GIVEN TASK:
Extract the lines that hold the string "ylabel".

RECORDS PROVIDED:
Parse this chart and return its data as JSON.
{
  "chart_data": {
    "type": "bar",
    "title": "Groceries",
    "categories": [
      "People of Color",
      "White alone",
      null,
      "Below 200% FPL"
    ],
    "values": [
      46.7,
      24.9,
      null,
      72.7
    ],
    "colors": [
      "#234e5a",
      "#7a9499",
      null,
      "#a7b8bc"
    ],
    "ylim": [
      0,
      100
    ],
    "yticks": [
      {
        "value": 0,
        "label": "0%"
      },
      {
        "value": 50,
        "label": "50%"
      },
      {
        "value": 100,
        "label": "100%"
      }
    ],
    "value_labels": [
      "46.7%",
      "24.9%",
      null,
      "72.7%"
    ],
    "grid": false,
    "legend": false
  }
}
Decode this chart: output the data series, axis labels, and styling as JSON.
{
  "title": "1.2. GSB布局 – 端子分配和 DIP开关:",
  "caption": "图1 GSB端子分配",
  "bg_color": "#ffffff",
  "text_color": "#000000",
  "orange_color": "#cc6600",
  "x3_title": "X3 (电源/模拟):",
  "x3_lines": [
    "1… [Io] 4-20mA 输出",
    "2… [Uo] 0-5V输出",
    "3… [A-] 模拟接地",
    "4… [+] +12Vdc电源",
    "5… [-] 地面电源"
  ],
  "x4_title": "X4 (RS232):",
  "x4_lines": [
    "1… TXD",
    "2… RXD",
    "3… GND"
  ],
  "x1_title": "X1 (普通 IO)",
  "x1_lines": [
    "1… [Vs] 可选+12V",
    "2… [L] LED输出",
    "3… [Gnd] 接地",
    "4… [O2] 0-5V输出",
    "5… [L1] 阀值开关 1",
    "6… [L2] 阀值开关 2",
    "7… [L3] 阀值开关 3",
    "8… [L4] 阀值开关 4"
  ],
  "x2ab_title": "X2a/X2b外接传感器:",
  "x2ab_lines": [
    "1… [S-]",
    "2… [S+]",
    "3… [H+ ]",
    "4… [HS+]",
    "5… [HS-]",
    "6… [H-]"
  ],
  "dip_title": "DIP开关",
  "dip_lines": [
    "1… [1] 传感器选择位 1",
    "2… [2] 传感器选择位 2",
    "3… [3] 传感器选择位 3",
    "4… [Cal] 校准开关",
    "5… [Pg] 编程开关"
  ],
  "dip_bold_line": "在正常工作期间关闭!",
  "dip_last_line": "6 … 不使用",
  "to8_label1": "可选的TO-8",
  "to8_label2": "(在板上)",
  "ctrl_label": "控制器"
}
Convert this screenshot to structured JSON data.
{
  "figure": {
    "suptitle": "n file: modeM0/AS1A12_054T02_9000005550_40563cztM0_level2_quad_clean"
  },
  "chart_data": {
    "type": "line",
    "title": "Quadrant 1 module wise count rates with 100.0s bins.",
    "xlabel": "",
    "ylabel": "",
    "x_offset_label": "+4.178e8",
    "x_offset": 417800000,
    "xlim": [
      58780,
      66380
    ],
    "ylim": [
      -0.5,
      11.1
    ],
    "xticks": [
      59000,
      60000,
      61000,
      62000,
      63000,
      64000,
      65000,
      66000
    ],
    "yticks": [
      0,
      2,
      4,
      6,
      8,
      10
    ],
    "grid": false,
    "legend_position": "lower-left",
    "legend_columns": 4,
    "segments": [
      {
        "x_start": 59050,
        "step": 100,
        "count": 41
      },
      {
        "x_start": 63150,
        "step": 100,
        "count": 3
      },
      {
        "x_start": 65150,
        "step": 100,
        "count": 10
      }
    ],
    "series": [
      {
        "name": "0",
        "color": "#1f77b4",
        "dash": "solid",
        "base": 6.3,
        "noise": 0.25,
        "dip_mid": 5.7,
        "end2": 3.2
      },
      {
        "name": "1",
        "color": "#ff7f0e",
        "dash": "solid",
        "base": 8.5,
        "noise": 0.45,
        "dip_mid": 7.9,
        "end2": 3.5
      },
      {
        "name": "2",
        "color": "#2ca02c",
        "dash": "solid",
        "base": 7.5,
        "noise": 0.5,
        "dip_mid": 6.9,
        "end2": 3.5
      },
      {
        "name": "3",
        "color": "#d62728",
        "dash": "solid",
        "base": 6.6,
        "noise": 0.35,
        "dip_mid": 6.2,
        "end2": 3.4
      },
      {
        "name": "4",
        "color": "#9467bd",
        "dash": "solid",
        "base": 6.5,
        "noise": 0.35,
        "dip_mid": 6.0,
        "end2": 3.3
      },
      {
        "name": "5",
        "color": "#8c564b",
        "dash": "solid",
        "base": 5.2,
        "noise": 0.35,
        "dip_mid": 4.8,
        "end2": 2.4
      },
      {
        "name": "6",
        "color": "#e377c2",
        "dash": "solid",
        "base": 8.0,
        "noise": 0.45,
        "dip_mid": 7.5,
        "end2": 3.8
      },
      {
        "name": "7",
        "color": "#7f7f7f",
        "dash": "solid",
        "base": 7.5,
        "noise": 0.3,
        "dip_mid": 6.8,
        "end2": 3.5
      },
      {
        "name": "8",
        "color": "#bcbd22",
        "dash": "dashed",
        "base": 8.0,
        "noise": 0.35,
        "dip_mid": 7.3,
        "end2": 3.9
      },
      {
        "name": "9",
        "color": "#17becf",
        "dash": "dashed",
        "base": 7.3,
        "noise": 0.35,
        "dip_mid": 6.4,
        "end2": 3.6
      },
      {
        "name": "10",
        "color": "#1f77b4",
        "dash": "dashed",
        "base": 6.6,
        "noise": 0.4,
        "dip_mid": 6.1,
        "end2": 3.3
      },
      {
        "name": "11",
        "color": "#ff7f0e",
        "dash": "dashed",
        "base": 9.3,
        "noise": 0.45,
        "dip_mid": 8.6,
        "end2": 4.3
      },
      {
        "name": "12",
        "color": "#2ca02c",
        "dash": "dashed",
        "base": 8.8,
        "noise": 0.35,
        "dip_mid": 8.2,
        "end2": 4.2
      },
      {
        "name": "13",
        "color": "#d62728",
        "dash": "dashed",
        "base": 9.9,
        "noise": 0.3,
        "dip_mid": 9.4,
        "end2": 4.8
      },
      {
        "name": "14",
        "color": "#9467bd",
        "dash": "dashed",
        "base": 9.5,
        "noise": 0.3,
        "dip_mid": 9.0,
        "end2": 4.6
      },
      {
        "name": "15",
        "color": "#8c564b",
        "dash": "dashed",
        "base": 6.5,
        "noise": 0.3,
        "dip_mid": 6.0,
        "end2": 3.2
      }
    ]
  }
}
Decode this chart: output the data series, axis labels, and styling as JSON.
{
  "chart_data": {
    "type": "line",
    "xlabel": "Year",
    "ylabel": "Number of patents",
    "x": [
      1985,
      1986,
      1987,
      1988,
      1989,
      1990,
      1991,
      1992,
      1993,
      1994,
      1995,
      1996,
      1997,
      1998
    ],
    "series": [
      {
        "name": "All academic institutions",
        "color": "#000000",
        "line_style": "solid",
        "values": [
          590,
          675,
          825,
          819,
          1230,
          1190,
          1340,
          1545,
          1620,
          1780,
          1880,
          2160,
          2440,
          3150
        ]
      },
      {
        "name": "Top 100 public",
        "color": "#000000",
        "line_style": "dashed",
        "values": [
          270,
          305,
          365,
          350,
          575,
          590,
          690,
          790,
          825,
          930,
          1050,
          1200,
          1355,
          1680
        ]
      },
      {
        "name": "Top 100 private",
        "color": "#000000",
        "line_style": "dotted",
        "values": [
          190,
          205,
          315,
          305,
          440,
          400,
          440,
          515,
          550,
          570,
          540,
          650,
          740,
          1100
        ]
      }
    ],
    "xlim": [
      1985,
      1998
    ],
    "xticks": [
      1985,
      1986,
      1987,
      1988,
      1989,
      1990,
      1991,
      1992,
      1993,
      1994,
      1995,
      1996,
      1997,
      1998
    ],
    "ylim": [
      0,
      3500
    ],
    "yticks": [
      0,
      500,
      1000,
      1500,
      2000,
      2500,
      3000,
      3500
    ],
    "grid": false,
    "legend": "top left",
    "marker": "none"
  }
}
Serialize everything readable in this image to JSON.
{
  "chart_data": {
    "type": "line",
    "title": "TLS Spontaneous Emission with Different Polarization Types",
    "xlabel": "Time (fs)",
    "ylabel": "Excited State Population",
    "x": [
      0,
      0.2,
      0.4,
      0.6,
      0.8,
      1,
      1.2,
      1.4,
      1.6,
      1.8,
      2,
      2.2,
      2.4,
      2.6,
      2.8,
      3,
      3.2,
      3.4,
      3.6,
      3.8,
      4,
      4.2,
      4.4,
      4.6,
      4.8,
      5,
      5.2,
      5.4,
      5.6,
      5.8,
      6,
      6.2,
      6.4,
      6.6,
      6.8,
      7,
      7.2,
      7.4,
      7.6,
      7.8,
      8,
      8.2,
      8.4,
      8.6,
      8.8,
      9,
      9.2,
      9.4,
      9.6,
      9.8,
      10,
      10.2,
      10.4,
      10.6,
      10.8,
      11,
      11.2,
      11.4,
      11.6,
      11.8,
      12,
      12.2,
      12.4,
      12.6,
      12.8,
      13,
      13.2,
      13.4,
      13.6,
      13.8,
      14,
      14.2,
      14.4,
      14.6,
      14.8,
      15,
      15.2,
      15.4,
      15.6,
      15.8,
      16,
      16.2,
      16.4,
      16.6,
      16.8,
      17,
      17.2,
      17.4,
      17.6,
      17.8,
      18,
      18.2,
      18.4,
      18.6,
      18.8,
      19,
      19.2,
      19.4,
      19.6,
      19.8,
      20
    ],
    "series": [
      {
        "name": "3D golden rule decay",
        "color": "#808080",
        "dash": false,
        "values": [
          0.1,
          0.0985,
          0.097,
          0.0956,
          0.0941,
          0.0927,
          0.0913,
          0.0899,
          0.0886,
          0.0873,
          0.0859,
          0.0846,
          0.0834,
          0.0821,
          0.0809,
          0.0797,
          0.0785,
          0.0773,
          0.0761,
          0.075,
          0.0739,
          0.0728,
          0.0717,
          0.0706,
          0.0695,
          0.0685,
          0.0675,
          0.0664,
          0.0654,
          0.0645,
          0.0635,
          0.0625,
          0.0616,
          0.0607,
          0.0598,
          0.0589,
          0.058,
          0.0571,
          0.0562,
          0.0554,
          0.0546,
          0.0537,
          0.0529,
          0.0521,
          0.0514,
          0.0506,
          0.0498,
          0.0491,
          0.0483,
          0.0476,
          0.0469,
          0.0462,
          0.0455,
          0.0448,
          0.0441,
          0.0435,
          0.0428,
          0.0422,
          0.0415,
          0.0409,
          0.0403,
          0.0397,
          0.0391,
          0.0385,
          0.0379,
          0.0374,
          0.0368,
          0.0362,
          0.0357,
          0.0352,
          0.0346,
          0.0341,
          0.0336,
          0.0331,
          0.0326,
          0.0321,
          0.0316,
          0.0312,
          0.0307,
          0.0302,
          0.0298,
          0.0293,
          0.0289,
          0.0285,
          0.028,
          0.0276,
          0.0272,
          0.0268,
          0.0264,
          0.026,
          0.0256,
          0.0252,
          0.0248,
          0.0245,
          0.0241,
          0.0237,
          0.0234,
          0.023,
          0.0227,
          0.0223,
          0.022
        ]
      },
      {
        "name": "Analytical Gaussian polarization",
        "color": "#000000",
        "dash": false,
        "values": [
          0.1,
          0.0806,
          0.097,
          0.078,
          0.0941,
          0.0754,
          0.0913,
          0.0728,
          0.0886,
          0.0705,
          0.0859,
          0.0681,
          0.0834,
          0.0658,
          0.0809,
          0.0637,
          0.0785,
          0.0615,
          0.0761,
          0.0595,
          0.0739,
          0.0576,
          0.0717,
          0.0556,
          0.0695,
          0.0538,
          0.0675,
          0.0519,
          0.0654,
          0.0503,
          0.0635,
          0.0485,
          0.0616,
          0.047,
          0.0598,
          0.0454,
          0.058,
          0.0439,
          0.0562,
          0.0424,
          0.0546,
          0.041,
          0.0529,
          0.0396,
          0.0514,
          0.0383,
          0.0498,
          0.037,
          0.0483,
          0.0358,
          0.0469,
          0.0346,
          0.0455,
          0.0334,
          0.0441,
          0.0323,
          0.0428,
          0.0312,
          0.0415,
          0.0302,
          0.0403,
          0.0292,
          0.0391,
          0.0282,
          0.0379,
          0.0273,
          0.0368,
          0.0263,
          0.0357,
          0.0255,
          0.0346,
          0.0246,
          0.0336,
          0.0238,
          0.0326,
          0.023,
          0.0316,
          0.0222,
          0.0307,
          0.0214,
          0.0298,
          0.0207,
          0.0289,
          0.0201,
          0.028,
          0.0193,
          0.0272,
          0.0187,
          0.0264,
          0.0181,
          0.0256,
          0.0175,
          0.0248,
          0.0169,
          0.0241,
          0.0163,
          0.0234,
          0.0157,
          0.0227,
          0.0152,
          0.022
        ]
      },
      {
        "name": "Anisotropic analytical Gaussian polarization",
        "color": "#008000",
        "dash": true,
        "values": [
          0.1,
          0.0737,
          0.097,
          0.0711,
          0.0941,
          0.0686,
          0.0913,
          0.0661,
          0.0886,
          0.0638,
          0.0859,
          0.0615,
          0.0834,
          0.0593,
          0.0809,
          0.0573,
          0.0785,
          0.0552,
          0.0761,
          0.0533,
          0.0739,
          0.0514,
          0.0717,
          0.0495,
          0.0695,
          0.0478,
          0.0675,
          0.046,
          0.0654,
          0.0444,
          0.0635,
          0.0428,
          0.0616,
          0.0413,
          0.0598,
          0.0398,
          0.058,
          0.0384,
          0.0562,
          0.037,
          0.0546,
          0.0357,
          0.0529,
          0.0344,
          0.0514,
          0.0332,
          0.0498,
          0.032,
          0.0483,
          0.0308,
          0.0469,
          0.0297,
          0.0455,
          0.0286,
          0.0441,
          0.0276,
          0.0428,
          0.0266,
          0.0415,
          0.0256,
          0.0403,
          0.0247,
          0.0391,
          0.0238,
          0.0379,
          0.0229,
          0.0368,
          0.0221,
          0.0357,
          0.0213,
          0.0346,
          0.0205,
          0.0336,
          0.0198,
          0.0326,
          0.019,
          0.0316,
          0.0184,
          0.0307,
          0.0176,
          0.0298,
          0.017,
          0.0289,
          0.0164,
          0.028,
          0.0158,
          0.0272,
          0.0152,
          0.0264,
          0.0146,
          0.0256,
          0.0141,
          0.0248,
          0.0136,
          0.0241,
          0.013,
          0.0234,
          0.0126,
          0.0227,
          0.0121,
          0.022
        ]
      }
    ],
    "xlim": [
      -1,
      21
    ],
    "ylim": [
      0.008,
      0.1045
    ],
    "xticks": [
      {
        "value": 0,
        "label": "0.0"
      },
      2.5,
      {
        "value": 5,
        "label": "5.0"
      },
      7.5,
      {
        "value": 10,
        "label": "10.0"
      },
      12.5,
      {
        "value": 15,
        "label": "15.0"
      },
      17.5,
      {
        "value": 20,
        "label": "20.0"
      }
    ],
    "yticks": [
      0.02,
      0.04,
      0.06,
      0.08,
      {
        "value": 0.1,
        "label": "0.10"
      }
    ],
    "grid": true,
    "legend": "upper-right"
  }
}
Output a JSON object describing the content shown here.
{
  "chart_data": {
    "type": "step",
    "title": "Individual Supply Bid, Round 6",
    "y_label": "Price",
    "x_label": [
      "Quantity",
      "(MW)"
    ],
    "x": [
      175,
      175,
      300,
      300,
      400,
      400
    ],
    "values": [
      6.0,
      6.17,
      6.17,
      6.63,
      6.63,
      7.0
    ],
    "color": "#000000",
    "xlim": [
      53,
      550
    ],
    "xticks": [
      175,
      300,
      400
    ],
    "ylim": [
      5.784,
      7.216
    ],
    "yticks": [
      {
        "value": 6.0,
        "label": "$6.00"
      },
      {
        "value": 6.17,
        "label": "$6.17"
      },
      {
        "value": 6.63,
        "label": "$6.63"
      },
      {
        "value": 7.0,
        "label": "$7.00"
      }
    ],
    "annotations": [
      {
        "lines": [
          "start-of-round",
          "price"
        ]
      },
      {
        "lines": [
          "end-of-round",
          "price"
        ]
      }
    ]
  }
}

SOLUTION TO THIS TASK:
    "ylabel": "",
    "ylabel": "Number of patents",
    "ylabel": "Excited State Population",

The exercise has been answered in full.